Pull out every line with the word "frac" from the entries below.

--- Begin ---

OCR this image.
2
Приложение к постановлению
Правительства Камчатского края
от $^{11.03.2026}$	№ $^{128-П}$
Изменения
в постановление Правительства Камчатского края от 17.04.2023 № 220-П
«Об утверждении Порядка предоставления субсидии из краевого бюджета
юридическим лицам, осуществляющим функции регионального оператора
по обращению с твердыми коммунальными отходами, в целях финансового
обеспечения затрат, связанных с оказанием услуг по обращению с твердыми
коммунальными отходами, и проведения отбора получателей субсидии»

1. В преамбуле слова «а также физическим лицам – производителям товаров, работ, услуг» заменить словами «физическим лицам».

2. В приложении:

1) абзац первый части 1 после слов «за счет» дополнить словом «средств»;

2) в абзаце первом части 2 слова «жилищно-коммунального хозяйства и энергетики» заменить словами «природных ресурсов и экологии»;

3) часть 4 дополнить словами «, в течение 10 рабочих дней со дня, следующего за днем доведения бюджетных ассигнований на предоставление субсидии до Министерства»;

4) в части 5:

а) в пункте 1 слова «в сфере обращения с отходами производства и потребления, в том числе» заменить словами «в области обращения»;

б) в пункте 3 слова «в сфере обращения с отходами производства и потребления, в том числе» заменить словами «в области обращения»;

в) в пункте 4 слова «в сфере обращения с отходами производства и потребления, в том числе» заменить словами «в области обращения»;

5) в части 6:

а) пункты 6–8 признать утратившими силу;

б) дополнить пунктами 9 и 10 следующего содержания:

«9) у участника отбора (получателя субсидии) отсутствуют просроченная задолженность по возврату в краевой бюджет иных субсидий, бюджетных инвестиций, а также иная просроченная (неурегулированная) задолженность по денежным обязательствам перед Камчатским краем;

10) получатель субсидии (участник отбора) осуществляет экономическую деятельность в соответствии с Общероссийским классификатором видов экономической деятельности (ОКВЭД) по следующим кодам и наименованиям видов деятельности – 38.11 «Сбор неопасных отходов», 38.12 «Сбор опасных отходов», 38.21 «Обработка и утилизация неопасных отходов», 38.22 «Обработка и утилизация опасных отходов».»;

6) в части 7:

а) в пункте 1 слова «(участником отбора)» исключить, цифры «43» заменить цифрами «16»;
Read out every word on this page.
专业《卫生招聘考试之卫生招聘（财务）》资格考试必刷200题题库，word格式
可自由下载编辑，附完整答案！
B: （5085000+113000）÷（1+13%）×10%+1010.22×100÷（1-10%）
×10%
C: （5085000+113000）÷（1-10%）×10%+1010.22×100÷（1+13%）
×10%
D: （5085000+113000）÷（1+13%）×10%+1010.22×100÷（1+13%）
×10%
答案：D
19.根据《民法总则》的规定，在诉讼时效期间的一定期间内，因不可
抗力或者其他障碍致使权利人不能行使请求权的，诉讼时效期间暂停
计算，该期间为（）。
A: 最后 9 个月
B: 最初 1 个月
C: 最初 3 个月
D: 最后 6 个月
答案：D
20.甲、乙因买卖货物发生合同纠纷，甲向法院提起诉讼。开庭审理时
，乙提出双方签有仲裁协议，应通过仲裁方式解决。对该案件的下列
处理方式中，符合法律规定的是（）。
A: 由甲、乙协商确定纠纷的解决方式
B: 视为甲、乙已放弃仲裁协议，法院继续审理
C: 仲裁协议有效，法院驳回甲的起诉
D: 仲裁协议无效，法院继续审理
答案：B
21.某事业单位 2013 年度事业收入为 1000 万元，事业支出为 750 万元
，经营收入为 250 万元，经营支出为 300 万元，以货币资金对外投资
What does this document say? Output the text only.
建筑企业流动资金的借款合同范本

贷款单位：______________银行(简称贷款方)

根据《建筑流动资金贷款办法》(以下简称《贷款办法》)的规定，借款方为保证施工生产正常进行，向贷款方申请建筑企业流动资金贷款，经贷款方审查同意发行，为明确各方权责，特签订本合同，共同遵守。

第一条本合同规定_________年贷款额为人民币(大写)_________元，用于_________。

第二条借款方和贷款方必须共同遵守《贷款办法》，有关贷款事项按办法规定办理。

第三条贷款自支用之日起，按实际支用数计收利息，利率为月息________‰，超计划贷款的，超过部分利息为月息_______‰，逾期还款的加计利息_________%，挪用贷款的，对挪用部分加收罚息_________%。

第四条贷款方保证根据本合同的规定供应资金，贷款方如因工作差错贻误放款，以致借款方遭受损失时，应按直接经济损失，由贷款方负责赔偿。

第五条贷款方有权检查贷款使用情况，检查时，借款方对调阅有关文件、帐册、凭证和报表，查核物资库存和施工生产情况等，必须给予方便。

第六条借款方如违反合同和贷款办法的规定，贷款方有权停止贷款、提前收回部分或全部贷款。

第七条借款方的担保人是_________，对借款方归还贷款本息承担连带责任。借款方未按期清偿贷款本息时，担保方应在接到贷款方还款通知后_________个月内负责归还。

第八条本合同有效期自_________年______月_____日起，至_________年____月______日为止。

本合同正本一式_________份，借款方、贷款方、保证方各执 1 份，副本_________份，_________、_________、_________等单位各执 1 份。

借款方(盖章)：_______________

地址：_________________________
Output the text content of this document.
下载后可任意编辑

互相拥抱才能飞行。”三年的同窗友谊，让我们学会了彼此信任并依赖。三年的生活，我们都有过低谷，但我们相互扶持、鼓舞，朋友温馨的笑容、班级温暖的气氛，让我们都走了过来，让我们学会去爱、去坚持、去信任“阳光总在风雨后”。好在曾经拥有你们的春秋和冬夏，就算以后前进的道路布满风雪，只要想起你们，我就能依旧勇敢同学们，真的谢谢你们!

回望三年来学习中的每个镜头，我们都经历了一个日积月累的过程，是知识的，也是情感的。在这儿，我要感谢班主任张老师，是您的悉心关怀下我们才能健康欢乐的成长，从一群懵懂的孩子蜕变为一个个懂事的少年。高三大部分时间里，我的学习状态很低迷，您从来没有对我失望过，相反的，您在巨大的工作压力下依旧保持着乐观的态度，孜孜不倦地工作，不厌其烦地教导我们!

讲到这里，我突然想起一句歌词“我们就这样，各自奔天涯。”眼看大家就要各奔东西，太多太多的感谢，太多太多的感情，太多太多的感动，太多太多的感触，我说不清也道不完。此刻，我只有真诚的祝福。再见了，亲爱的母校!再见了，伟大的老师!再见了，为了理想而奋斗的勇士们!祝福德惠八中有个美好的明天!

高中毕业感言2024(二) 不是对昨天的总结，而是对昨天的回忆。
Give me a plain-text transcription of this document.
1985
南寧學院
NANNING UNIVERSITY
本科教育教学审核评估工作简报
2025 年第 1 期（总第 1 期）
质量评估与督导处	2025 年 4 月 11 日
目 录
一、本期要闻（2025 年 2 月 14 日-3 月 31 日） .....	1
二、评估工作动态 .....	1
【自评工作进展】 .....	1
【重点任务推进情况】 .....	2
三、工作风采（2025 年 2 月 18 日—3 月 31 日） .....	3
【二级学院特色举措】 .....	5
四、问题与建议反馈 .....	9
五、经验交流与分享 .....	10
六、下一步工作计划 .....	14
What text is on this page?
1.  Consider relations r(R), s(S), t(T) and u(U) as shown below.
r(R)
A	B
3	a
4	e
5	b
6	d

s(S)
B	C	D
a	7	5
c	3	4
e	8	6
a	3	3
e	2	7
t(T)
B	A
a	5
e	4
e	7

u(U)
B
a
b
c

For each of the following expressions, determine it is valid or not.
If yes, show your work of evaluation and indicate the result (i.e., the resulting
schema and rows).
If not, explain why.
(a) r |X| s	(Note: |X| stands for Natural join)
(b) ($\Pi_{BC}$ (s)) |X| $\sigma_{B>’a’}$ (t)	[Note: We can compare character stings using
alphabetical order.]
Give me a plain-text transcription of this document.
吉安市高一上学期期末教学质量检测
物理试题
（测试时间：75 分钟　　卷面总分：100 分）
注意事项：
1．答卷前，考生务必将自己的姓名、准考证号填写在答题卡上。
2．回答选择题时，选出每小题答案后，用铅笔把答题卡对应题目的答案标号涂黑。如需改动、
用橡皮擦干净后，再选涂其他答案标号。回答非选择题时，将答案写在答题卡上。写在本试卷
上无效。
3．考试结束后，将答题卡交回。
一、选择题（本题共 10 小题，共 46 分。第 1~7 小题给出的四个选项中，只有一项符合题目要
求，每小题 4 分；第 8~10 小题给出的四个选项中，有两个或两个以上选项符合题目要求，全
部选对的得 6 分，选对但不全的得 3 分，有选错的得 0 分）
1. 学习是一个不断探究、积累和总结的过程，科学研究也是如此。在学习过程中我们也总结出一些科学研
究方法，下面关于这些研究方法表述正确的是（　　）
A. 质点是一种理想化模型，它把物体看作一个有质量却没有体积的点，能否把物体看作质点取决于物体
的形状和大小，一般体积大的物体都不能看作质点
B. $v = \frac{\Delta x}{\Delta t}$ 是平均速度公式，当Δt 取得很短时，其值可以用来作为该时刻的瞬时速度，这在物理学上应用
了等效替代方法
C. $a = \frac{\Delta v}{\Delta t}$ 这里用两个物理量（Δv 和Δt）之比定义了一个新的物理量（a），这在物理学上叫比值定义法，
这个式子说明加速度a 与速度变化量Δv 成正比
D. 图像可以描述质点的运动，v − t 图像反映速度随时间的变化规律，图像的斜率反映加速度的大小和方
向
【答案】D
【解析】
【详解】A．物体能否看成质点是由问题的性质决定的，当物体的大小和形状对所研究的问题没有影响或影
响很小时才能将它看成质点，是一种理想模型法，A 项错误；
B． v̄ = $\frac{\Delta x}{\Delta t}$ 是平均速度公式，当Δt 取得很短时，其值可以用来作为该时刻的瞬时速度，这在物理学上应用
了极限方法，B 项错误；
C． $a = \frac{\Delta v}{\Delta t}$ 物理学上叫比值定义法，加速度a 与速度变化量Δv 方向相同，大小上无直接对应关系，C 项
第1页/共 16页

--- End ---

* **Correct output**
B. $v = \frac{\Delta x}{\Delta t}$ 是平均速度公式，当Δt 取得很短时，其值可以用来作为该时刻的瞬时速度，这在物理学上应用
C. $a = \frac{\Delta v}{\Delta t}$ 这里用两个物理量（Δv 和Δt）之比定义了一个新的物理量（a），这在物理学上叫比值定义法，
B． v̄ = $\frac{\Delta x}{\Delta t}$ 是平均速度公式，当Δt 取得很短时，其值可以用来作为该时刻的瞬时速度，这在物理学上应用
C． $a = \frac{\Delta v}{\Delta t}$ 物理学上叫比值定义法，加速度a 与速度变化量Δv 方向相同，大小上无直接对应关系，C 项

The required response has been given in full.